SHORT TASK: Scan the lines below for the string "remark" and copy every one that has it.

Entries from a dataset:
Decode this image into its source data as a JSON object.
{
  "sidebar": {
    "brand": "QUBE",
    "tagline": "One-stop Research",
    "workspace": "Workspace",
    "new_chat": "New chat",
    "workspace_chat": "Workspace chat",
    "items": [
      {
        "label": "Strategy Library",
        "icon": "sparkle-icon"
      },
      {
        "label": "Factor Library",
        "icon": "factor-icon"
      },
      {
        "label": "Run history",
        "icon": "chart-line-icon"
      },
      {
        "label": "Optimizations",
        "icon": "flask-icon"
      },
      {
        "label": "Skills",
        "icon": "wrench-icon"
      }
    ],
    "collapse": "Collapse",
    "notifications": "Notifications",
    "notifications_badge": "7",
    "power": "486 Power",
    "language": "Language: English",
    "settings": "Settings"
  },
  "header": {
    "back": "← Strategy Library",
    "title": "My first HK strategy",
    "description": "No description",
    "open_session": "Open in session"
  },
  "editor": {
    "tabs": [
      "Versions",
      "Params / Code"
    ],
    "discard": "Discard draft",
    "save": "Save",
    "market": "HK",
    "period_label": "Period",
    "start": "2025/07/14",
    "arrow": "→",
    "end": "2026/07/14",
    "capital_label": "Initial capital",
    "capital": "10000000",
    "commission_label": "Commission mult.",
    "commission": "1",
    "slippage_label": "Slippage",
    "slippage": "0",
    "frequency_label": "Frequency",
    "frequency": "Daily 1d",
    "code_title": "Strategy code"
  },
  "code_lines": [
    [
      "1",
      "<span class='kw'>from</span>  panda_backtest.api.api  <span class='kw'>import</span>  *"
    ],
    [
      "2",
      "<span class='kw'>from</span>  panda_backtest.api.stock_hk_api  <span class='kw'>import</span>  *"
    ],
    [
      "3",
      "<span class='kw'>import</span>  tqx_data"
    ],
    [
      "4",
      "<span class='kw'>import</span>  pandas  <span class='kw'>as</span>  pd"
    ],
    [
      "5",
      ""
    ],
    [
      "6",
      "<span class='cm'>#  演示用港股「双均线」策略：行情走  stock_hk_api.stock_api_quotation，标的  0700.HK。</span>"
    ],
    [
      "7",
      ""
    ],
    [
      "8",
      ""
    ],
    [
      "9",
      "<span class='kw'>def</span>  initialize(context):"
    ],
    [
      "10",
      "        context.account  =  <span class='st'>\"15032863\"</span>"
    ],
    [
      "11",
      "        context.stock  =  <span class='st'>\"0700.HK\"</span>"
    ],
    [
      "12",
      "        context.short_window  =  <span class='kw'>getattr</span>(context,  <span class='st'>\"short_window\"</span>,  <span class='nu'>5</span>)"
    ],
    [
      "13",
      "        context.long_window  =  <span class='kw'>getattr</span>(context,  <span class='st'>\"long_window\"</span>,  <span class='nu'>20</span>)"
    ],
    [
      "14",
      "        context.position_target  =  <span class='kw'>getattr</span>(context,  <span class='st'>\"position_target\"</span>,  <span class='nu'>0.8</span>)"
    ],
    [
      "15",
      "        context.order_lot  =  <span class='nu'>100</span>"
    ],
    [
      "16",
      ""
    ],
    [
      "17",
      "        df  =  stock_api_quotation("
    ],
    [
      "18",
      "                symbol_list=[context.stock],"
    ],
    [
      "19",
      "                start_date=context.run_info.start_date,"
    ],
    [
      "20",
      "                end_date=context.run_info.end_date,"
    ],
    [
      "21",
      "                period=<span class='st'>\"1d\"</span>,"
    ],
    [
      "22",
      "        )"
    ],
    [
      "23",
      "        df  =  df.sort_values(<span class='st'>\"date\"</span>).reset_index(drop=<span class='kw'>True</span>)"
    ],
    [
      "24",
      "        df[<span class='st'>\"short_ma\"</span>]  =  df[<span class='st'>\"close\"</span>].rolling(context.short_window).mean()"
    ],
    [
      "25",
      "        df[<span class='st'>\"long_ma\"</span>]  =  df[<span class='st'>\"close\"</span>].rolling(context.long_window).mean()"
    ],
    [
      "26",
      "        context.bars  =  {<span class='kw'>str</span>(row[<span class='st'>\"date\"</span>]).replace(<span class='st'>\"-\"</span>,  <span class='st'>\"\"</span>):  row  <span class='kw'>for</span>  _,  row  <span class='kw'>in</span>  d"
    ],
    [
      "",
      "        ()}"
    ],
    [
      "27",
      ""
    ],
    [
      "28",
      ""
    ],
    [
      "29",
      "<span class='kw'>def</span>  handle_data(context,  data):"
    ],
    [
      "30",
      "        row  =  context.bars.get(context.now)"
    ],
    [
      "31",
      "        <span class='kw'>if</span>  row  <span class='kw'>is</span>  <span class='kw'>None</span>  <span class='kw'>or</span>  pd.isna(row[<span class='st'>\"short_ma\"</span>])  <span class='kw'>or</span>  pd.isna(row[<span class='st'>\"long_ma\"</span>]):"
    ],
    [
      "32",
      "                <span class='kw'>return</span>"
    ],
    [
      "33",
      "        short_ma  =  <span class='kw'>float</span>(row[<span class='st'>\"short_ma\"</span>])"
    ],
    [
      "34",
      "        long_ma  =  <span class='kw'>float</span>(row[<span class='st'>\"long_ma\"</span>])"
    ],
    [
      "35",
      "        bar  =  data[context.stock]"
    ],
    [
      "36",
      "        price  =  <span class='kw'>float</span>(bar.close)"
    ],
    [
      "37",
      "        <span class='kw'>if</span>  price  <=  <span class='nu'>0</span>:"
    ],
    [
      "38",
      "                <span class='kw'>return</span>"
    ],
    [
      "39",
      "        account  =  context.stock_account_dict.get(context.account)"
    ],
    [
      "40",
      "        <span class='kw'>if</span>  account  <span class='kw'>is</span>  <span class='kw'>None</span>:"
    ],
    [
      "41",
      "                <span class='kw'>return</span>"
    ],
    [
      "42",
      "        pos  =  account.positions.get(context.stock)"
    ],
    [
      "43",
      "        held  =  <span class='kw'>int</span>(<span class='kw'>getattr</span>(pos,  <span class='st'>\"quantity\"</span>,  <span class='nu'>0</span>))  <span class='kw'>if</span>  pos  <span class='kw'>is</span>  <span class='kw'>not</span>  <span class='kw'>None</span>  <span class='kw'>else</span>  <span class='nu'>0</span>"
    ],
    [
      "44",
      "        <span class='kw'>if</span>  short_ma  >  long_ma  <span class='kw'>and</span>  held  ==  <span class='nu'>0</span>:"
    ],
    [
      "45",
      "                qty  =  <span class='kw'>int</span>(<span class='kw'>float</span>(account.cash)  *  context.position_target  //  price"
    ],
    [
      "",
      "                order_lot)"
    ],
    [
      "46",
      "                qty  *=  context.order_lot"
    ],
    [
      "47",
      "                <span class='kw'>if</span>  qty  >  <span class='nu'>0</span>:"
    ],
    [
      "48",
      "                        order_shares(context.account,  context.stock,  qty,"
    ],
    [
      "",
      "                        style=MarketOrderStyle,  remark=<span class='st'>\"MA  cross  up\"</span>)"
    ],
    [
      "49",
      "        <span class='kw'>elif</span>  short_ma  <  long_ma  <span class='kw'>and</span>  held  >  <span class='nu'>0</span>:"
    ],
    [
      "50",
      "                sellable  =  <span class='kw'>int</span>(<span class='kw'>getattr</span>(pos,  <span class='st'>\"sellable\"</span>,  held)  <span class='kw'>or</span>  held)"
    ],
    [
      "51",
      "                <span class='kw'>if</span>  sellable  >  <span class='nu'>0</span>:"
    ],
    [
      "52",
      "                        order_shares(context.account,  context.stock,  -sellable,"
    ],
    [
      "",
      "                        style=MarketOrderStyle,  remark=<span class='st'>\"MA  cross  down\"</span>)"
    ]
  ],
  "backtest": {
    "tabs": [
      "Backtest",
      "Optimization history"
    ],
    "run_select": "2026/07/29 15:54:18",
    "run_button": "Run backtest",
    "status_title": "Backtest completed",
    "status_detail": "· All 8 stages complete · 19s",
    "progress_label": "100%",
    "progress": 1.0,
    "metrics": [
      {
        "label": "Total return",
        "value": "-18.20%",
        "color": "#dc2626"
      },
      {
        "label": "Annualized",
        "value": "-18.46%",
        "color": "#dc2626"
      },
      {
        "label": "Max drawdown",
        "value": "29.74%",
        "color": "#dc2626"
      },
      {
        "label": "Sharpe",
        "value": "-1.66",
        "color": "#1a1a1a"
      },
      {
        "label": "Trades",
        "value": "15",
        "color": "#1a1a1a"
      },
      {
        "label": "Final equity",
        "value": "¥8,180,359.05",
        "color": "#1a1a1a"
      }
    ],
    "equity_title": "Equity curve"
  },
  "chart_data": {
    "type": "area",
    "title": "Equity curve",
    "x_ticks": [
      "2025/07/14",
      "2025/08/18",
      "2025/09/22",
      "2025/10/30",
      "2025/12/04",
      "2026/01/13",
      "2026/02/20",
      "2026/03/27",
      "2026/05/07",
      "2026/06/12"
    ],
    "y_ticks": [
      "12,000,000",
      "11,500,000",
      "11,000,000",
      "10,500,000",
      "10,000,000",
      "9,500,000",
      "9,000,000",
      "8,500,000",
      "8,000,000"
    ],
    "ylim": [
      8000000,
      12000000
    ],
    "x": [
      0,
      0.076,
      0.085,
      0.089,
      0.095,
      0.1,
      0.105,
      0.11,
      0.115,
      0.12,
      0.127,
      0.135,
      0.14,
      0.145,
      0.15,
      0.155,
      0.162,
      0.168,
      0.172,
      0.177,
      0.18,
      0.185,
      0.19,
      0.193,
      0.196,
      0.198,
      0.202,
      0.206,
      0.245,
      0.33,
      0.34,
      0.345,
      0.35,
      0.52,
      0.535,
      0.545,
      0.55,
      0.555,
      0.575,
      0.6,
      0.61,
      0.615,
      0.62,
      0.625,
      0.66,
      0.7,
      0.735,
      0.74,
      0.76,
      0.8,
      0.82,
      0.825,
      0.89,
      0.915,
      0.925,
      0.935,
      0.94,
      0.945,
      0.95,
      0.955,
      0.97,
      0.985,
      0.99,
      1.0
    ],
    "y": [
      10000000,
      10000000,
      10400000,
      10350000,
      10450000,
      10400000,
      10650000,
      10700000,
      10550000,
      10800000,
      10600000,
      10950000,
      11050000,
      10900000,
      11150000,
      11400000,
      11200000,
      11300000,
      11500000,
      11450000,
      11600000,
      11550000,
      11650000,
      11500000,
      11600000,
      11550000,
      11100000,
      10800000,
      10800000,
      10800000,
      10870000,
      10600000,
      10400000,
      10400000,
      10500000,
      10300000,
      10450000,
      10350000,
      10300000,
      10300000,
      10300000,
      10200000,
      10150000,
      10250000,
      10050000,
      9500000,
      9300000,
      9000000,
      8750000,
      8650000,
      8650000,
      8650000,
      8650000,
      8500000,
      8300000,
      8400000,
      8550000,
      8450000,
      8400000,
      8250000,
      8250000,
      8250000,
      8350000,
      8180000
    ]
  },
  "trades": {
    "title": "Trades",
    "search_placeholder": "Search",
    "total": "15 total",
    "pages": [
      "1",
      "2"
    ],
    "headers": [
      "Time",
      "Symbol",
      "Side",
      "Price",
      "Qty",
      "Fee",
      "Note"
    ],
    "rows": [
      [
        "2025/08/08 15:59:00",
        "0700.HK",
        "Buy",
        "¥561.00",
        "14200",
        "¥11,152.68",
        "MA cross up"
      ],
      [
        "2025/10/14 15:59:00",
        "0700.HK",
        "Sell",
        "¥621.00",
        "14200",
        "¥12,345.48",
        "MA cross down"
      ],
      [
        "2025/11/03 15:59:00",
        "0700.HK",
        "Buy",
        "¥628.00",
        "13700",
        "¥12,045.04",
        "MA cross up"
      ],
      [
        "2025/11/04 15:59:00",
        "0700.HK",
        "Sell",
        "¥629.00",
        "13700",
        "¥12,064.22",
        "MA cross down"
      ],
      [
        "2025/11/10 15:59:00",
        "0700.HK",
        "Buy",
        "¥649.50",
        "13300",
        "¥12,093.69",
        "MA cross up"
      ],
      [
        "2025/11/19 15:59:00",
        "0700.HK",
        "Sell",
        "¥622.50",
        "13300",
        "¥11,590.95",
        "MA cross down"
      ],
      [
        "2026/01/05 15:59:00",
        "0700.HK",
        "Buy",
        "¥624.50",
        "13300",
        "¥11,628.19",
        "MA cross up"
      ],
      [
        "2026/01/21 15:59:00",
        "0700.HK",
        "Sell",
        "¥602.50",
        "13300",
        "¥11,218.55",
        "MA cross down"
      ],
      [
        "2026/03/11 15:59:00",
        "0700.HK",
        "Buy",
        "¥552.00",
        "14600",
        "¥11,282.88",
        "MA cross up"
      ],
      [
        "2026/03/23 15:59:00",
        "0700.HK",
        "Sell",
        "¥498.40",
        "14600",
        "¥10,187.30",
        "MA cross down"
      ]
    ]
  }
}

CORRECT OUTPUT:
      "                        style=MarketOrderStyle,  remark=<span class='st'>\"MA  cross  up\"</span>)"
      "                        style=MarketOrderStyle,  remark=<span class='st'>\"MA  cross  down\"</span>)"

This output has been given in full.